> Information shown:
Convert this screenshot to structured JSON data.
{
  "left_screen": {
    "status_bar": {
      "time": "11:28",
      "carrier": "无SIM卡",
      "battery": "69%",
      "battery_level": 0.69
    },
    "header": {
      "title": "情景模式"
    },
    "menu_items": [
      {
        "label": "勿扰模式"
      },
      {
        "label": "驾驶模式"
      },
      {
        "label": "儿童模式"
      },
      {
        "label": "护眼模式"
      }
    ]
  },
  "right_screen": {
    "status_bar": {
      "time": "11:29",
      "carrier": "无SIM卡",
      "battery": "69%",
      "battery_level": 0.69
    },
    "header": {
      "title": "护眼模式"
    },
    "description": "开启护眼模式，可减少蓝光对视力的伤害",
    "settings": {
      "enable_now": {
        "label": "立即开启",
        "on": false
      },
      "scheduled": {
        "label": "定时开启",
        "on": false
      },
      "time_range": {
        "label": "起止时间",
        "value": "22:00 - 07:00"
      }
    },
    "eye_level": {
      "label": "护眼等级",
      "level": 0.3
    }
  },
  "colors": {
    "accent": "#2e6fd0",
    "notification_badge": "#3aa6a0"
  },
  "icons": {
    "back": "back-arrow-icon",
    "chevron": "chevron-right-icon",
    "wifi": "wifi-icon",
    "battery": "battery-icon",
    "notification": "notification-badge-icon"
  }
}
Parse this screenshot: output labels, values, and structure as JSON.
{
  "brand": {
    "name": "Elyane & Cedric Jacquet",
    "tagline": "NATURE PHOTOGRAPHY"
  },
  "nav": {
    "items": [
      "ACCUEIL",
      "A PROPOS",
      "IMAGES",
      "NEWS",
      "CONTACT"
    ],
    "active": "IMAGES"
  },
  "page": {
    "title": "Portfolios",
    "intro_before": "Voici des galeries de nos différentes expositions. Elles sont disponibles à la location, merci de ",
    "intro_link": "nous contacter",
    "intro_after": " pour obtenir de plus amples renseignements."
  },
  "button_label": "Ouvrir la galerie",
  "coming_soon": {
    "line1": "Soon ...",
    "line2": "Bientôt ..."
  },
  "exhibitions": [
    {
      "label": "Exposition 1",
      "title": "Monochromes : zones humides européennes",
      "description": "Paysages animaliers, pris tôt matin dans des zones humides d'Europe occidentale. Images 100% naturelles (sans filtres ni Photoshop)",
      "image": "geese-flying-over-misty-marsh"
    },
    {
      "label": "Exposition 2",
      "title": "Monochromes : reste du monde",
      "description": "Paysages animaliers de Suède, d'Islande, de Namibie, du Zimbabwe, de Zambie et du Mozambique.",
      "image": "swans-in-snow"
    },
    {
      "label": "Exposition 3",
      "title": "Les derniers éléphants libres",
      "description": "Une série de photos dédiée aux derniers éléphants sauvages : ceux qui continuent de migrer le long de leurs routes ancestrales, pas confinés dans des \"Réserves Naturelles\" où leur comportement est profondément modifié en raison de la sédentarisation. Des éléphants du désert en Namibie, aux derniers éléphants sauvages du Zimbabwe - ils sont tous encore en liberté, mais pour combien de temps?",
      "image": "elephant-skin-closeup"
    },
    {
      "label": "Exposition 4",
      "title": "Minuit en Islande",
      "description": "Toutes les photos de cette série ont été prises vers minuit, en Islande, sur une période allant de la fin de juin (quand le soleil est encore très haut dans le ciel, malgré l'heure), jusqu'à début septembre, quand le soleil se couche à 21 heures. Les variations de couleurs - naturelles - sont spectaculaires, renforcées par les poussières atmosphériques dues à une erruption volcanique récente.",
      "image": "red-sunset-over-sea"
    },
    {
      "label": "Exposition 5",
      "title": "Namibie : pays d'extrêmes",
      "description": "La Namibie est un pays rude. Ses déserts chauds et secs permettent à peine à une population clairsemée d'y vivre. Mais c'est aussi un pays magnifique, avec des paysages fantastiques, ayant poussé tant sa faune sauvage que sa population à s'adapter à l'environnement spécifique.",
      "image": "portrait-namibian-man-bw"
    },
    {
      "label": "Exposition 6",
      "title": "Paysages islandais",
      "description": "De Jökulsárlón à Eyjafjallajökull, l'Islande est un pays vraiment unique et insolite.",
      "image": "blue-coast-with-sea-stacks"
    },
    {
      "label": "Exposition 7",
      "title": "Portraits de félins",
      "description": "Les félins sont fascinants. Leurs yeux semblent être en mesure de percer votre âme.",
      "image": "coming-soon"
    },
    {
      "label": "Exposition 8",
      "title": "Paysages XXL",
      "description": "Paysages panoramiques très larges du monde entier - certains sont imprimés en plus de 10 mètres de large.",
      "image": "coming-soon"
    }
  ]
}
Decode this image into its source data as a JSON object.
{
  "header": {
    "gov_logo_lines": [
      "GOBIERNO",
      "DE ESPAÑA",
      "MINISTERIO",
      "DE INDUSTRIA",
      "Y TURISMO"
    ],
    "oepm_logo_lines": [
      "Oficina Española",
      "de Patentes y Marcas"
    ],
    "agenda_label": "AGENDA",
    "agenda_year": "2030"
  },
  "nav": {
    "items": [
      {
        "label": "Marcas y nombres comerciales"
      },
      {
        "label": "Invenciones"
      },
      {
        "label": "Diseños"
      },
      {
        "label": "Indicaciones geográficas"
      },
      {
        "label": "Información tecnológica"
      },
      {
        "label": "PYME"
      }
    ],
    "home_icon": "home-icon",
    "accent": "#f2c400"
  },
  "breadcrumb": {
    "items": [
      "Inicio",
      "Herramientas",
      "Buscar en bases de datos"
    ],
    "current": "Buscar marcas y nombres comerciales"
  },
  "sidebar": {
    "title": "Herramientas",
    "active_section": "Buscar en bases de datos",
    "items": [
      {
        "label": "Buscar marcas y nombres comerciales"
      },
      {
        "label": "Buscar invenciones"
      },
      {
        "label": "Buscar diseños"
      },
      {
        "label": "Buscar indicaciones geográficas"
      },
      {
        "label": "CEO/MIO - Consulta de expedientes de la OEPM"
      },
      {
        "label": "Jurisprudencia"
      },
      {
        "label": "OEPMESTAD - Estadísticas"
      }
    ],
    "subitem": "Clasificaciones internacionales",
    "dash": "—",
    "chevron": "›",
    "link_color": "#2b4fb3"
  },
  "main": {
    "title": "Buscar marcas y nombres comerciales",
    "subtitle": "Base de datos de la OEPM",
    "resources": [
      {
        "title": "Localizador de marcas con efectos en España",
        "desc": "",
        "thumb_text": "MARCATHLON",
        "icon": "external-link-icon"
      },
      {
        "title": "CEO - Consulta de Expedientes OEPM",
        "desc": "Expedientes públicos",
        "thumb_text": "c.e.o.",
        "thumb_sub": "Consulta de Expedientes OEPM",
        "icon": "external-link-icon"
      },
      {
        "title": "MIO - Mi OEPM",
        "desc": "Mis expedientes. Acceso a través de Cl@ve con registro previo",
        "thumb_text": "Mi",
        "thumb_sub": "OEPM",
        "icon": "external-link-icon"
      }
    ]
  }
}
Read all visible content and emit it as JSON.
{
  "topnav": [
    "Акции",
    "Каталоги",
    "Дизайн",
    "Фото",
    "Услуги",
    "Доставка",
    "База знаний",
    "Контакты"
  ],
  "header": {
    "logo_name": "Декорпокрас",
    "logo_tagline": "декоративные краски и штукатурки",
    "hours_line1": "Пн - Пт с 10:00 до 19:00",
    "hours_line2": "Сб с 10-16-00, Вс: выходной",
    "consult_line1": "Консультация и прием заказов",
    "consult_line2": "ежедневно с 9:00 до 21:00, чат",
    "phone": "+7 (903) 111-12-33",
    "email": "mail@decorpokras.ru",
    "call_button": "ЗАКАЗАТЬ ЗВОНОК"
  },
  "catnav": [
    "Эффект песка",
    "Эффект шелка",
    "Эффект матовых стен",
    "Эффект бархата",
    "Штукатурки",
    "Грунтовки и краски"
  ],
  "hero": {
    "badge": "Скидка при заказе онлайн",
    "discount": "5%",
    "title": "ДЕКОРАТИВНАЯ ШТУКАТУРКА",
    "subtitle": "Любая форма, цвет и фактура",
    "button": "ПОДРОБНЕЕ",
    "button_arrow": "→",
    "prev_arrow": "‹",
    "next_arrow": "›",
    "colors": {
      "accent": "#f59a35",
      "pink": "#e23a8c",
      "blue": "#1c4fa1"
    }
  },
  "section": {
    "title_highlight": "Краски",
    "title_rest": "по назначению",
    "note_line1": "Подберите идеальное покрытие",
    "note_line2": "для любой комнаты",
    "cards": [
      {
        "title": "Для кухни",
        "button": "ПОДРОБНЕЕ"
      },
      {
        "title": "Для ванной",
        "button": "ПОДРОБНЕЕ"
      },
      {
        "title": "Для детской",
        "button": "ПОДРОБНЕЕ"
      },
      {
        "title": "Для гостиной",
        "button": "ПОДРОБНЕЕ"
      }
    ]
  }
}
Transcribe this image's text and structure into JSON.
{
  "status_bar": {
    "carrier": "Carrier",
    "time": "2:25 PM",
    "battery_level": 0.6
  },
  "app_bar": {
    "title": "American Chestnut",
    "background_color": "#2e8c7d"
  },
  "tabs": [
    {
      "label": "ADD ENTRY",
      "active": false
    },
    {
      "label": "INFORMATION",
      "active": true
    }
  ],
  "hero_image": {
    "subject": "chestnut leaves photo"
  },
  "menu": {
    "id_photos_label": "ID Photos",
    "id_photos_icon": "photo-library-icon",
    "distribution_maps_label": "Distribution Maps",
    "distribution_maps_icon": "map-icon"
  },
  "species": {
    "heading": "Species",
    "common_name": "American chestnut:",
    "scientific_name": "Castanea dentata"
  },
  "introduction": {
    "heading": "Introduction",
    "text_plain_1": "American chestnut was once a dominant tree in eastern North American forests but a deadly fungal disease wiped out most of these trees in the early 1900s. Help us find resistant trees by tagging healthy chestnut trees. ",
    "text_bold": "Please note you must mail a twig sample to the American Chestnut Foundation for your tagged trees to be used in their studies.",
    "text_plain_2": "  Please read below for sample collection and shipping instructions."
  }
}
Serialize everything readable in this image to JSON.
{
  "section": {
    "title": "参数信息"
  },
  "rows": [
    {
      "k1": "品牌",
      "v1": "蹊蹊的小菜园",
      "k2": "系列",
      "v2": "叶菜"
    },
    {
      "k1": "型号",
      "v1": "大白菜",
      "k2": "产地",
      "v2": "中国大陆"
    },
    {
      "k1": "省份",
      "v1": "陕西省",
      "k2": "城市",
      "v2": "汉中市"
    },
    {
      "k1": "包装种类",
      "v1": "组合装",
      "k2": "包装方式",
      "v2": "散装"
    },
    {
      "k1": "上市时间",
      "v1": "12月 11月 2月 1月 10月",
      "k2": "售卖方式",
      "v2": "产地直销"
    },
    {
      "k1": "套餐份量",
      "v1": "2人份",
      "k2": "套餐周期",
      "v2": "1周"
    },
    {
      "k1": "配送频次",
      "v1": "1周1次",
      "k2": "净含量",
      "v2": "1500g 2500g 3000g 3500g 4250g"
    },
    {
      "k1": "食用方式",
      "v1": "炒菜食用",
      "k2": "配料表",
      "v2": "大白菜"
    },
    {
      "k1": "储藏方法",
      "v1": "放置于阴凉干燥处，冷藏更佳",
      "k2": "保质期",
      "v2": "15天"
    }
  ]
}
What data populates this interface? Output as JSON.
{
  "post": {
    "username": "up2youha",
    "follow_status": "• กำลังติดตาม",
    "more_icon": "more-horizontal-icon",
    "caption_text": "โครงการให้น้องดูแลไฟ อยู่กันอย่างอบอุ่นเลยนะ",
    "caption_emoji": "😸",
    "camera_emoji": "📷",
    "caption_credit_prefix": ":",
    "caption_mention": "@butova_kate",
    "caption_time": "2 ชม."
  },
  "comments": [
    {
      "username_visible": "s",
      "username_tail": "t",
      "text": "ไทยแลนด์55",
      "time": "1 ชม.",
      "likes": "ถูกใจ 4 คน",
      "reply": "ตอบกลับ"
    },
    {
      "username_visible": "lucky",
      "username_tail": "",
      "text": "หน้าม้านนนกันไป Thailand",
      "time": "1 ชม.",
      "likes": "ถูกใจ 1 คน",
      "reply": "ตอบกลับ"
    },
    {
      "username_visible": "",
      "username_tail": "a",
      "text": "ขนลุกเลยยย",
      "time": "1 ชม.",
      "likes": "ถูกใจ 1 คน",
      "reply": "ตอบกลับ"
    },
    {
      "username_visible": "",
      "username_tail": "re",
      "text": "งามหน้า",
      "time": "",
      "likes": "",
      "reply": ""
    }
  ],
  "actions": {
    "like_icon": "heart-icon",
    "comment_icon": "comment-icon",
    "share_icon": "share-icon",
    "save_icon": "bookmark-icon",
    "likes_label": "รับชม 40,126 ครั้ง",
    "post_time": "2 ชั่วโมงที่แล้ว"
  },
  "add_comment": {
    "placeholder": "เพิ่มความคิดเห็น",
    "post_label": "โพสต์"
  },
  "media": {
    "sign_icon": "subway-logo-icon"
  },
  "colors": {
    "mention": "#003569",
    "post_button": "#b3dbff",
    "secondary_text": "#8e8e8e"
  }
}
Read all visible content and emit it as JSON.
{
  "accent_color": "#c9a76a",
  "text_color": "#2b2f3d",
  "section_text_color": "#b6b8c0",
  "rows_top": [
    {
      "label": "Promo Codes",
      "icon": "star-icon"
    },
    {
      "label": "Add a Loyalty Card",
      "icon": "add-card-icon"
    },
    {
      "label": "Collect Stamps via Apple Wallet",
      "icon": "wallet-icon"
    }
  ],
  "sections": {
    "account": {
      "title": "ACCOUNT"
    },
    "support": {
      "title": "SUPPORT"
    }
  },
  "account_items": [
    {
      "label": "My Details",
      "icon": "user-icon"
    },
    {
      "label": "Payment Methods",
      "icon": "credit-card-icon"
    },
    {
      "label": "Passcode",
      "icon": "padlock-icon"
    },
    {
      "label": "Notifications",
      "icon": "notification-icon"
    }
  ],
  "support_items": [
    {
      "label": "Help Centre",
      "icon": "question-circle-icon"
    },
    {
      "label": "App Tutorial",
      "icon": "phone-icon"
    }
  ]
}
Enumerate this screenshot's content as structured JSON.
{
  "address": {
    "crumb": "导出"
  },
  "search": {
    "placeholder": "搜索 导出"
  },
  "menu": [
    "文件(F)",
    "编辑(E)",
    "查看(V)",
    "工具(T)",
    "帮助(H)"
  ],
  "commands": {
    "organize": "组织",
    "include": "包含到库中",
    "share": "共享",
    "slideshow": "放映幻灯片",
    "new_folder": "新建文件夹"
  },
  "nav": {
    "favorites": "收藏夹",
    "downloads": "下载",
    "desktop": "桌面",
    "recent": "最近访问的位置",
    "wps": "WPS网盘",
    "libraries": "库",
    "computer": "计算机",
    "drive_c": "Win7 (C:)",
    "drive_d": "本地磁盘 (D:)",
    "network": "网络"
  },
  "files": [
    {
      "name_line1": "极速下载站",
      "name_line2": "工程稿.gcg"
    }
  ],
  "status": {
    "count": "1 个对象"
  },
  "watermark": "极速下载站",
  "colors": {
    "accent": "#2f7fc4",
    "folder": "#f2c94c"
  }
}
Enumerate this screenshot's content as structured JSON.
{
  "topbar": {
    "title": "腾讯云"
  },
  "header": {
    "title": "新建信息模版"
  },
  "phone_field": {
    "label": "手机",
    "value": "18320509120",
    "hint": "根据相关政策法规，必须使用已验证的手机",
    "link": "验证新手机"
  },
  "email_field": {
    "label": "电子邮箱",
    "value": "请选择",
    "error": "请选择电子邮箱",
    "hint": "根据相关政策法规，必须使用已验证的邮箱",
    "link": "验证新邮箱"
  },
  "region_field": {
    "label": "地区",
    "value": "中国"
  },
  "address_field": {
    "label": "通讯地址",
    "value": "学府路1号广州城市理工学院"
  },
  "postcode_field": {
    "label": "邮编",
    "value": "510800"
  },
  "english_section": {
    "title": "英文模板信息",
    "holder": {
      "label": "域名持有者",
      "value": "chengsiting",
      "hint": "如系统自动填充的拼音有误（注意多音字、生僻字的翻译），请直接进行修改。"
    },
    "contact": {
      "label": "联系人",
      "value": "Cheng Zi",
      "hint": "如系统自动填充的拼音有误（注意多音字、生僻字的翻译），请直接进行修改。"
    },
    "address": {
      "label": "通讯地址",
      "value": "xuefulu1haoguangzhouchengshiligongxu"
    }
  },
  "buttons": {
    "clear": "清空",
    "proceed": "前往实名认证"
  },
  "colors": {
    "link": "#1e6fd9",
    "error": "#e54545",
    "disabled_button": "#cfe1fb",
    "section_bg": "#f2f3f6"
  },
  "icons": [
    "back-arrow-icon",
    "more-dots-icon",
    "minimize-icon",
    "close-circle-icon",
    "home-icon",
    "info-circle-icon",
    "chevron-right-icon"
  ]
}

> What to do:
Reply with nothing except the number of lines in the listing above that include the string "more".

> The result:
2